= PROBLEM TO SOLVE =
Copy out all of the material exactly.

*****

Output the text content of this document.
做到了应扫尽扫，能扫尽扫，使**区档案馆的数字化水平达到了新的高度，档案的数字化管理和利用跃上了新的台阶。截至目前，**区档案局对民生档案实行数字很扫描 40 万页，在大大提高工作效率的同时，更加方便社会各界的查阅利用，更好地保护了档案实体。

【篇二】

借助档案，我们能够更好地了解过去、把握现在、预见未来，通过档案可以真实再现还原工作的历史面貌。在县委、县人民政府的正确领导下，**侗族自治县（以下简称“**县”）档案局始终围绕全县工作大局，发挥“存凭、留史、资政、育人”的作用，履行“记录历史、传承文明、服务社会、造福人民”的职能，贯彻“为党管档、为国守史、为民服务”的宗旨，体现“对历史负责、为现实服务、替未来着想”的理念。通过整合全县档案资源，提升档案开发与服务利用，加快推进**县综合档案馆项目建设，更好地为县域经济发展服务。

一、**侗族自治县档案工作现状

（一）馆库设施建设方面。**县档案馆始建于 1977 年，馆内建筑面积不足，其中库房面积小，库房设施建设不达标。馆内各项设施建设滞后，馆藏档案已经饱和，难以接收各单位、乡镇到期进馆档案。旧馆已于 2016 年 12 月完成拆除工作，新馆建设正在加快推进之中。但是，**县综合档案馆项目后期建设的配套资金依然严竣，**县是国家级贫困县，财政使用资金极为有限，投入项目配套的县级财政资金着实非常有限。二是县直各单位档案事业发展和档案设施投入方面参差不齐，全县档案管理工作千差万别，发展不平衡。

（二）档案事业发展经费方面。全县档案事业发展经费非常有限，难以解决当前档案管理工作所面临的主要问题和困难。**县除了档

*****

= REPLY =
Output the text content of this document.
做到了应扫尽扫，能扫尽扫，使**区档案馆的数字化水平达到了新的高度，档案的数字化管理和利用跃上了新的台阶。截至目前，**区档案局对民生档案实行数字很扫描 40 万页，在大大提高工作效率的同时，更加方便社会各界的查阅利用，更好地保护了档案实体。

【篇二】

借助档案，我们能够更好地了解过去、把握现在、预见未来，通过档案可以真实再现还原工作的历史面貌。在县委、县人民政府的正确领导下，**侗族自治县（以下简称“**县”）档案局始终围绕全县工作大局，发挥“存凭、留史、资政、育人”的作用，履行“记录历史、传承文明、服务社会、造福人民”的职能，贯彻“为党管档、为国守史、为民服务”的宗旨，体现“对历史负责、为现实服务、替未来着想”的理念。通过整合全县档案资源，提升档案开发与服务利用，加快推进**县综合档案馆项目建设，更好地为县域经济发展服务。

一、**侗族自治县档案工作现状

（一）馆库设施建设方面。**县档案馆始建于 1977 年，馆内建筑面积不足，其中库房面积小，库房设施建设不达标。馆内各项设施建设滞后，馆藏档案已经饱和，难以接收各单位、乡镇到期进馆档案。旧馆已于 2016 年 12 月完成拆除工作，新馆建设正在加快推进之中。但是，**县综合档案馆项目后期建设的配套资金依然严竣，**县是国家级贫困县，财政使用资金极为有限，投入项目配套的县级财政资金着实非常有限。二是县直各单位档案事业发展和档案设施投入方面参差不齐，全县档案管理工作千差万别，发展不平衡。

（二）档案事业发展经费方面。全县档案事业发展经费非常有限，难以解决当前档案管理工作所面临的主要问题和困难。**县除了档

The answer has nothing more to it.